■ **Listed entries**:
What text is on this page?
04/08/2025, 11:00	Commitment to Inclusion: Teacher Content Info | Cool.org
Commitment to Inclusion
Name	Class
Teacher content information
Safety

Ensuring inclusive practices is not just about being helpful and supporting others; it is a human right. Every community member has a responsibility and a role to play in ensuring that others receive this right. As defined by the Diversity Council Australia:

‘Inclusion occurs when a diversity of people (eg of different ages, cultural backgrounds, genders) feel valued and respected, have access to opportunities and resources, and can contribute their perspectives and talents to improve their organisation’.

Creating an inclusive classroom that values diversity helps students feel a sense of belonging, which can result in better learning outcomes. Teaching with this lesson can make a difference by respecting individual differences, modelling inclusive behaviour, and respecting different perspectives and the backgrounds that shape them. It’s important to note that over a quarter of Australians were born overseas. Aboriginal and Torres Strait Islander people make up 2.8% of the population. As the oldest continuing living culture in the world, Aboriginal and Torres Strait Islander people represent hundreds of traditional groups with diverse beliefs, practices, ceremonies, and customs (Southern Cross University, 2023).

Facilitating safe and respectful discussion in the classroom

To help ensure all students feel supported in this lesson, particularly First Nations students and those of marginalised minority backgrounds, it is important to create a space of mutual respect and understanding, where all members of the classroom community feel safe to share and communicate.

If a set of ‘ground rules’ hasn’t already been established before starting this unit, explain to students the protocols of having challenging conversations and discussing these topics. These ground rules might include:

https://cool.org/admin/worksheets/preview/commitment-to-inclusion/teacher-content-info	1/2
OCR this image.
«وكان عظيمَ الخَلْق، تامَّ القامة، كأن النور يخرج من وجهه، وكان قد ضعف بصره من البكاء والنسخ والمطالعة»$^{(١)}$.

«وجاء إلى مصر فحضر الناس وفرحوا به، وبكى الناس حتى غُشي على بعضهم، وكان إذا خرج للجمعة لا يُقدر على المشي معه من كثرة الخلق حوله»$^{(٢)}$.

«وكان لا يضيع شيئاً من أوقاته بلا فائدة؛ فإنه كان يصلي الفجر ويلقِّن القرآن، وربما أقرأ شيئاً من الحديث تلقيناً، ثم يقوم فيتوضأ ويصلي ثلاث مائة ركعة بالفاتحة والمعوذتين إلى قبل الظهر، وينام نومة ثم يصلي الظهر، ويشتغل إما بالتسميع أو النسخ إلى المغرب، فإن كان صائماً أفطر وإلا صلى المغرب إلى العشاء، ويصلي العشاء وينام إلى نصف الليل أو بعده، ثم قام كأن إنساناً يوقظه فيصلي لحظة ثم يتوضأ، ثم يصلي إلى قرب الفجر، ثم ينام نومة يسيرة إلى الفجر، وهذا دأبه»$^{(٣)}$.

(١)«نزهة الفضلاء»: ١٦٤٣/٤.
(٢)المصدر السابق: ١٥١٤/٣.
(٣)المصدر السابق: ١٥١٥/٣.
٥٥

■ **Task prompt**: Isolate each line of the listing above that includes "السابق". Copy it.

■ **Exercise answer**:
(٢)المصدر السابق: ١٥١٤/٣.
(٣)المصدر السابق: ١٥١٥/٣.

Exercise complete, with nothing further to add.